--- begin ---

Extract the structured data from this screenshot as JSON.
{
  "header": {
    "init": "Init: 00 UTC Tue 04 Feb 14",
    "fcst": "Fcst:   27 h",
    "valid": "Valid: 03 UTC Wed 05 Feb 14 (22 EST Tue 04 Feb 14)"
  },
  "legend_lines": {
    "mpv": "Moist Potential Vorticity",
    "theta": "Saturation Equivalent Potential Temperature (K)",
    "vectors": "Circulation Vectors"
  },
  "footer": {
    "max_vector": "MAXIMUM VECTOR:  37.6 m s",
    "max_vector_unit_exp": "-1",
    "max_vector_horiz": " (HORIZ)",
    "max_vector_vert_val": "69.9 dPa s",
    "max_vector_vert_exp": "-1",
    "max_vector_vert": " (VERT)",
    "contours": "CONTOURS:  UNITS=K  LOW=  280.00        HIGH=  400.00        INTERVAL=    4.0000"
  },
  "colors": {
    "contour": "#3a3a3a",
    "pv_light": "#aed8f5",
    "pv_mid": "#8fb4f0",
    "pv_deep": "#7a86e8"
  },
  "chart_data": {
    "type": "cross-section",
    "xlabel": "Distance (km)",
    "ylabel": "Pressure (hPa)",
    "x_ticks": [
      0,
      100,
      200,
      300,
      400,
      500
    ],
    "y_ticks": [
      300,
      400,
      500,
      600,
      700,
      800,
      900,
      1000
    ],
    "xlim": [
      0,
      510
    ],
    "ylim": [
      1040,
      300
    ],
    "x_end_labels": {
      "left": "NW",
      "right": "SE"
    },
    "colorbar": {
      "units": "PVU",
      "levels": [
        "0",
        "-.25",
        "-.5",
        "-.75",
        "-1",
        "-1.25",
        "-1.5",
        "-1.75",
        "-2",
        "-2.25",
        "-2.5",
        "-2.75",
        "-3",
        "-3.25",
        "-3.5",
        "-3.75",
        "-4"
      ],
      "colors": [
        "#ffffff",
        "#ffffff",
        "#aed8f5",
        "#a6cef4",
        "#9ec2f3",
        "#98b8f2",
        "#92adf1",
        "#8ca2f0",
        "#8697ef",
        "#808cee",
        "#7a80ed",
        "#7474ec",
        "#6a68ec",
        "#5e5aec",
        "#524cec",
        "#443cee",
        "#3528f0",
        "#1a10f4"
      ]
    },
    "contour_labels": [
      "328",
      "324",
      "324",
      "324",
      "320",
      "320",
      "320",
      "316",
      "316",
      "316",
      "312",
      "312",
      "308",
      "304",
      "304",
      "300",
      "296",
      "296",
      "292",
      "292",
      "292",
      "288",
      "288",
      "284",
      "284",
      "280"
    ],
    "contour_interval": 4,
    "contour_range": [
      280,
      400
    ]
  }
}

--- end ---

Write each line above out exactly.

:: The completed task ::
Extract the structured data from this screenshot as JSON.
{
  "header": {
    "init": "Init: 00 UTC Tue 04 Feb 14",
    "fcst": "Fcst:   27 h",
    "valid": "Valid: 03 UTC Wed 05 Feb 14 (22 EST Tue 04 Feb 14)"
  },
  "legend_lines": {
    "mpv": "Moist Potential Vorticity",
    "theta": "Saturation Equivalent Potential Temperature (K)",
    "vectors": "Circulation Vectors"
  },
  "footer": {
    "max_vector": "MAXIMUM VECTOR:  37.6 m s",
    "max_vector_unit_exp": "-1",
    "max_vector_horiz": " (HORIZ)",
    "max_vector_vert_val": "69.9 dPa s",
    "max_vector_vert_exp": "-1",
    "max_vector_vert": " (VERT)",
    "contours": "CONTOURS:  UNITS=K  LOW=  280.00        HIGH=  400.00        INTERVAL=    4.0000"
  },
  "colors": {
    "contour": "#3a3a3a",
    "pv_light": "#aed8f5",
    "pv_mid": "#8fb4f0",
    "pv_deep": "#7a86e8"
  },
  "chart_data": {
    "type": "cross-section",
    "xlabel": "Distance (km)",
    "ylabel": "Pressure (hPa)",
    "x_ticks": [
      0,
      100,
      200,
      300,
      400,
      500
    ],
    "y_ticks": [
      300,
      400,
      500,
      600,
      700,
      800,
      900,
      1000
    ],
    "xlim": [
      0,
      510
    ],
    "ylim": [
      1040,
      300
    ],
    "x_end_labels": {
      "left": "NW",
      "right": "SE"
    },
    "colorbar": {
      "units": "PVU",
      "levels": [
        "0",
        "-.25",
        "-.5",
        "-.75",
        "-1",
        "-1.25",
        "-1.5",
        "-1.75",
        "-2",
        "-2.25",
        "-2.5",
        "-2.75",
        "-3",
        "-3.25",
        "-3.5",
        "-3.75",
        "-4"
      ],
      "colors": [
        "#ffffff",
        "#ffffff",
        "#aed8f5",
        "#a6cef4",
        "#9ec2f3",
        "#98b8f2",
        "#92adf1",
        "#8ca2f0",
        "#8697ef",
        "#808cee",
        "#7a80ed",
        "#7474ec",
        "#6a68ec",
        "#5e5aec",
        "#524cec",
        "#443cee",
        "#3528f0",
        "#1a10f4"
      ]
    },
    "contour_labels": [
      "328",
      "324",
      "324",
      "324",
      "320",
      "320",
      "320",
      "316",
      "316",
      "316",
      "312",
      "312",
      "308",
      "304",
      "304",
      "300",
      "296",
      "296",
      "292",
      "292",
      "292",
      "288",
      "288",
      "284",
      "284",
      "280"
    ],
    "contour_interval": 4,
    "contour_range": [
      280,
      400
    ]
  }
}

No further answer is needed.